All entries below need to be written out exactly, but without their pictures.

□ □ □ □ □ □ □

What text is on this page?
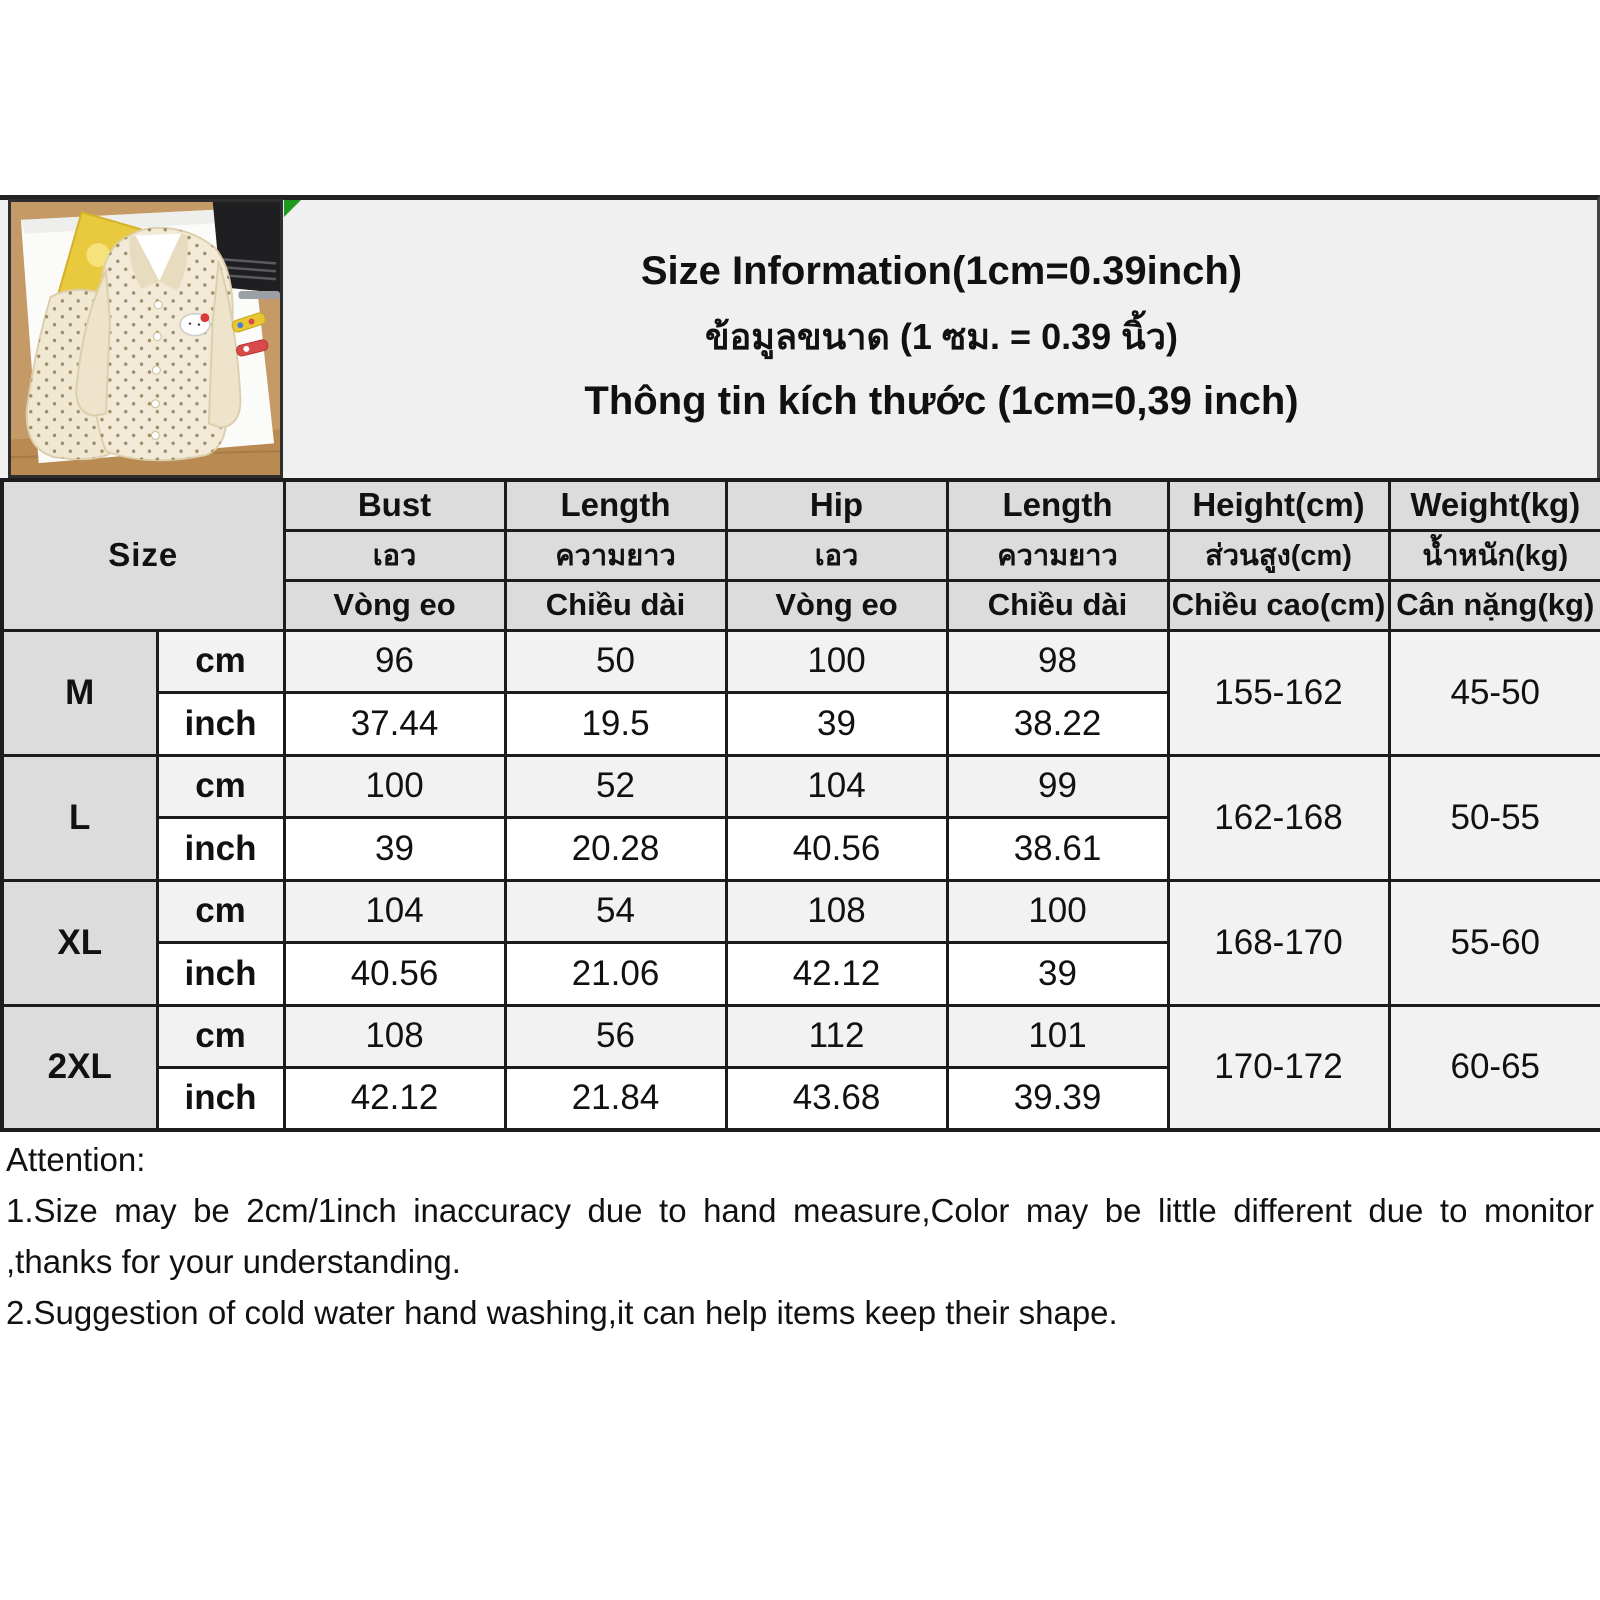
Size Information(1cm=0.39inch)
ข้อมูลขนาด (1 ซม. = 0.39 นิ้ว)
Thông tin kích thước (1cm=0,39 inch)
Size		Bust	Length	Hip	Length	Height(cm)	Weight(kg)
		เอว	ความยาว	เอว	ความยาว	ส่วนสูง(cm)	น้ำหนัก(kg)
		Vòng eo	Chiều dài	Vòng eo	Chiều dài	Chiều cao(cm)	Cân nặng(kg)
M	cm	96	50	100	98	155-162	45-50
	inch	37.44	19.5	39	38.22		
L	cm	100	52	104	99	162-168	50-55
	inch	39	20.28	40.56	38.61		
XL	cm	104	54	108	100	168-170	55-60
	inch	40.56	21.06	42.12	39		
2XL	cm	108	56	112	101	170-172	60-65
	inch	42.12	21.84	43.68	39.39		
Attention:
1.Size may be 2cm/1inch inaccuracy due to hand measure,Color may be little different due to monitor ,thanks for your understanding.
2.Suggestion of cold water hand washing,it can help items keep their shape.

□ □ □ □ □ □ □

§ The solution:
What text is on this page?
Size Information(1cm=0.39inch)
ข้อมูลขนาด (1 ซม. = 0.39 นิ้ว)
Thông tin kích thước (1cm=0,39 inch)
Size		Bust	Length	Hip	Length	Height(cm)	Weight(kg)
		เอว	ความยาว	เอว	ความยาว	ส่วนสูง(cm)	น้ำหนัก(kg)
		Vòng eo	Chiều dài	Vòng eo	Chiều dài	Chiều cao(cm)	Cân nặng(kg)
M	cm	96	50	100	98	155-162	45-50
	inch	37.44	19.5	39	38.22		
L	cm	100	52	104	99	162-168	50-55
	inch	39	20.28	40.56	38.61		
XL	cm	104	54	108	100	168-170	55-60
	inch	40.56	21.06	42.12	39		
2XL	cm	108	56	112	101	170-172	60-65
	inch	42.12	21.84	43.68	39.39		
Attention:
1.Size may be 2cm/1inch inaccuracy due to hand measure,Color may be little different due to monitor ,thanks for your understanding.
2.Suggestion of cold water hand washing,it can help items keep their shape.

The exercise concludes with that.